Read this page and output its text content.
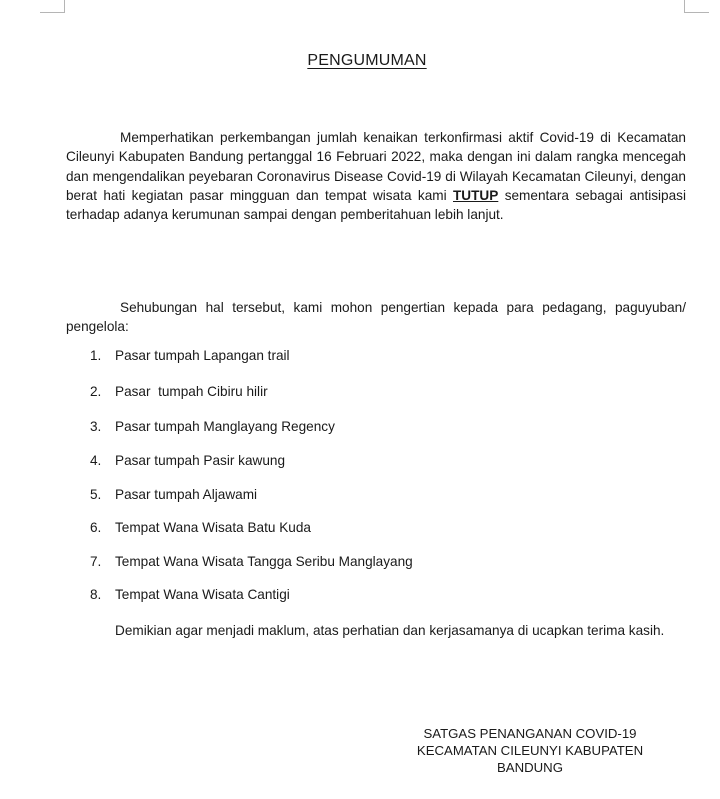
PENGUMUMAN

Memperhatikan perkembangan jumlah kenaikan terkonfirmasi aktif Covid-19 di Kecamatan Cileunyi Kabupaten Bandung pertanggal 16 Februari 2022, maka dengan ini dalam rangka mencegah dan mengendalikan peyebaran Coronavirus Disease Covid-19 di Wilayah Kecamatan Cileunyi, dengan berat hati kegiatan pasar mingguan dan tempat wisata kami TUTUP sementara sebagai antisipasi terhadap adanya kerumunan sampai dengan pemberitahuan lebih lanjut.

Sehubungan hal tersebut, kami mohon pengertian kepada para pedagang, paguyuban/ pengelola:

1. Pasar tumpah Lapangan trail
2. Pasar  tumpah Cibiru hilir
3. Pasar tumpah Manglayang Regency
4. Pasar tumpah Pasir kawung
5. Pasar tumpah Aljawami
6. Tempat Wana Wisata Batu Kuda
7. Tempat Wana Wisata Tangga Seribu Manglayang
8. Tempat Wana Wisata Cantigi

Demikian agar menjadi maklum, atas perhatian dan kerjasamanya di ucapkan terima kasih.

SATGAS PENANGANAN COVID-19
KECAMATAN CILEUNYI KABUPATEN
BANDUNG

——————

## Directions for this task
Leave the pictures out and print the whole listing precisely.

## Answer for this exercise
Read this page and output its text content.
PENGUMUMAN

Memperhatikan perkembangan jumlah kenaikan terkonfirmasi aktif Covid-19 di Kecamatan Cileunyi Kabupaten Bandung pertanggal 16 Februari 2022, maka dengan ini dalam rangka mencegah dan mengendalikan peyebaran Coronavirus Disease Covid-19 di Wilayah Kecamatan Cileunyi, dengan berat hati kegiatan pasar mingguan dan tempat wisata kami TUTUP sementara sebagai antisipasi terhadap adanya kerumunan sampai dengan pemberitahuan lebih lanjut.

Sehubungan hal tersebut, kami mohon pengertian kepada para pedagang, paguyuban/ pengelola:

1. Pasar tumpah Lapangan trail
2. Pasar  tumpah Cibiru hilir
3. Pasar tumpah Manglayang Regency
4. Pasar tumpah Pasir kawung
5. Pasar tumpah Aljawami
6. Tempat Wana Wisata Batu Kuda
7. Tempat Wana Wisata Tangga Seribu Manglayang
8. Tempat Wana Wisata Cantigi

Demikian agar menjadi maklum, atas perhatian dan kerjasamanya di ucapkan terima kasih.

SATGAS PENANGANAN COVID-19
KECAMATAN CILEUNYI KABUPATEN
BANDUNG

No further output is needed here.